(Collected data entries)
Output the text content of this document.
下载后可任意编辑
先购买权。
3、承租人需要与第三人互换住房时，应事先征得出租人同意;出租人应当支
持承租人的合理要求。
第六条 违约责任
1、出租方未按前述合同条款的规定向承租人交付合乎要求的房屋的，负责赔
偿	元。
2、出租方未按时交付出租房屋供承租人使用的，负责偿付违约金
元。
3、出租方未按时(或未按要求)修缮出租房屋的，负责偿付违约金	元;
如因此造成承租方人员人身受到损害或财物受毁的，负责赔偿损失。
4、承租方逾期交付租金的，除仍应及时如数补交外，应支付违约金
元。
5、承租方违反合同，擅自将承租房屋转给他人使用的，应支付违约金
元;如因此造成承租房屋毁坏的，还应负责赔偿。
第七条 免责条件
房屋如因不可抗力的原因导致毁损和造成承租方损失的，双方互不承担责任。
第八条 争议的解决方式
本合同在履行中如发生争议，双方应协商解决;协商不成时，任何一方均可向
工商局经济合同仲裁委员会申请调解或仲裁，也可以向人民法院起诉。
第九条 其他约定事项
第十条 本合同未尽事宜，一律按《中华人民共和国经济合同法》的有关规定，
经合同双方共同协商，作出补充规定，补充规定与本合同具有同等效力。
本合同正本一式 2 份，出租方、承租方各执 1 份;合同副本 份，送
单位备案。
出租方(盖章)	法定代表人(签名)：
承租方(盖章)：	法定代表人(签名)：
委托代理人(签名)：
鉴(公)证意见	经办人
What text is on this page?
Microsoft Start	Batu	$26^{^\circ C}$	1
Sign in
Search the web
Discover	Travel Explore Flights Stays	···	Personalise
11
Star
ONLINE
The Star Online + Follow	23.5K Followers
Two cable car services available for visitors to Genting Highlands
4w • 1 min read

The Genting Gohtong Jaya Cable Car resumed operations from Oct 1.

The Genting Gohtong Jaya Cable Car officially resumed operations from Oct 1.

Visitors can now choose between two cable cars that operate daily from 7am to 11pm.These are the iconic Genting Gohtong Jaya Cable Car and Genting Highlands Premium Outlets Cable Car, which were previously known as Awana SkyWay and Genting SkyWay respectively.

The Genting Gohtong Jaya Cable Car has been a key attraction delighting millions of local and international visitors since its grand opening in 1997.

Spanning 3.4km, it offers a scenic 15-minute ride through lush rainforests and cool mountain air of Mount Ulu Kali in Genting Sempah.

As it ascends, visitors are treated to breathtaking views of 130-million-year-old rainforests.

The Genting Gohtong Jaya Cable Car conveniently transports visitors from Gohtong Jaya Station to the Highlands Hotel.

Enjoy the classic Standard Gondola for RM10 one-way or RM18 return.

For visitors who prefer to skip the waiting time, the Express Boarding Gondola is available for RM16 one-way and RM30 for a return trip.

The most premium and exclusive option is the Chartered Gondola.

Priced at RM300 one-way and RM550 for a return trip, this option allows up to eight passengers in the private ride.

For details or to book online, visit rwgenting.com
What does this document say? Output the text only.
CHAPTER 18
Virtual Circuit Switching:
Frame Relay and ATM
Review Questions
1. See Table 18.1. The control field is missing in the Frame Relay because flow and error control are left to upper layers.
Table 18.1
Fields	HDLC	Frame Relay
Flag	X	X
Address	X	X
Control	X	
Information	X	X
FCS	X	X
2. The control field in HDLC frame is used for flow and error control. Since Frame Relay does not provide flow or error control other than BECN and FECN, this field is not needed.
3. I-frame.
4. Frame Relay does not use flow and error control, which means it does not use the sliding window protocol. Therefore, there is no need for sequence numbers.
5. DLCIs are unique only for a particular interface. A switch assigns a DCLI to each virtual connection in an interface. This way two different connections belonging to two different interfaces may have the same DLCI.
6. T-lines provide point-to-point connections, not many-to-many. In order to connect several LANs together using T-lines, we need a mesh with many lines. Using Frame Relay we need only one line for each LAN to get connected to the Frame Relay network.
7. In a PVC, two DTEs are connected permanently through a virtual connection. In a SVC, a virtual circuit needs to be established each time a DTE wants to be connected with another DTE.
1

**Problem requirements**
Gather all lines from the listing above in which "through" occurs.

**Solved exercise**
Spanning 3.4km, it offers a scenic 15-minute ride through lush rainforests and cool mountain air of Mount Ulu Kali in Genting Sempah.
7. In a PVC, two DTEs are connected permanently through a virtual connection. In a SVC, a virtual circuit needs to be established each time a DTE wants to be connected with another DTE.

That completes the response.